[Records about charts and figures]
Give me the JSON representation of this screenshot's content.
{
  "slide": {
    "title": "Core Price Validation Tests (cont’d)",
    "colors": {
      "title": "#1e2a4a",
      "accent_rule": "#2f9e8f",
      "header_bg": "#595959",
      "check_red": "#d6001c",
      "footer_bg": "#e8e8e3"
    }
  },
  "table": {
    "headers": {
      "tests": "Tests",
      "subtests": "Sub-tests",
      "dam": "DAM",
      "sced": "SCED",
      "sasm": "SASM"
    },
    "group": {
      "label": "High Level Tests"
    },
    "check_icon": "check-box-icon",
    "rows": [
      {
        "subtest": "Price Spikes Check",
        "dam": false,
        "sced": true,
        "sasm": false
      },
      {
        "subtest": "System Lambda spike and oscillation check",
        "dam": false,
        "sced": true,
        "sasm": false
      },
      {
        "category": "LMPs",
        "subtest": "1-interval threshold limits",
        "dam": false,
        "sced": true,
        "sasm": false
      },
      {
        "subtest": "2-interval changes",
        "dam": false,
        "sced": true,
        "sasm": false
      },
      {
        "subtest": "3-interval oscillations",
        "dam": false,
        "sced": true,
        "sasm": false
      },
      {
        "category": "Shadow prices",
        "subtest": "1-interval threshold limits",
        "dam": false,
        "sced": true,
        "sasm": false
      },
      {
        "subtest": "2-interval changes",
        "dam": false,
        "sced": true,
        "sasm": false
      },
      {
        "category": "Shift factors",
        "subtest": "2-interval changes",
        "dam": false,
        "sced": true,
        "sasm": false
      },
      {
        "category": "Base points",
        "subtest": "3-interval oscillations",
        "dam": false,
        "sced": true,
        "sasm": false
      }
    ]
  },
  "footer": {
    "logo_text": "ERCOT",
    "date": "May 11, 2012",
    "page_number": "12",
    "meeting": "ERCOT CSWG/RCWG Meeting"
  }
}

AIM OF THE EXERCISE.
Extract every entry above as it appears.

COMPLETE RESPONSE.
Give me the JSON representation of this screenshot's content.
{
  "slide": {
    "title": "Core Price Validation Tests (cont’d)",
    "colors": {
      "title": "#1e2a4a",
      "accent_rule": "#2f9e8f",
      "header_bg": "#595959",
      "check_red": "#d6001c",
      "footer_bg": "#e8e8e3"
    }
  },
  "table": {
    "headers": {
      "tests": "Tests",
      "subtests": "Sub-tests",
      "dam": "DAM",
      "sced": "SCED",
      "sasm": "SASM"
    },
    "group": {
      "label": "High Level Tests"
    },
    "check_icon": "check-box-icon",
    "rows": [
      {
        "subtest": "Price Spikes Check",
        "dam": false,
        "sced": true,
        "sasm": false
      },
      {
        "subtest": "System Lambda spike and oscillation check",
        "dam": false,
        "sced": true,
        "sasm": false
      },
      {
        "category": "LMPs",
        "subtest": "1-interval threshold limits",
        "dam": false,
        "sced": true,
        "sasm": false
      },
      {
        "subtest": "2-interval changes",
        "dam": false,
        "sced": true,
        "sasm": false
      },
      {
        "subtest": "3-interval oscillations",
        "dam": false,
        "sced": true,
        "sasm": false
      },
      {
        "category": "Shadow prices",
        "subtest": "1-interval threshold limits",
        "dam": false,
        "sced": true,
        "sasm": false
      },
      {
        "subtest": "2-interval changes",
        "dam": false,
        "sced": true,
        "sasm": false
      },
      {
        "category": "Shift factors",
        "subtest": "2-interval changes",
        "dam": false,
        "sced": true,
        "sasm": false
      },
      {
        "category": "Base points",
        "subtest": "3-interval oscillations",
        "dam": false,
        "sced": true,
        "sasm": false
      }
    ]
  },
  "footer": {
    "logo_text": "ERCOT",
    "date": "May 11, 2012",
    "page_number": "12",
    "meeting": "ERCOT CSWG/RCWG Meeting"
  }
}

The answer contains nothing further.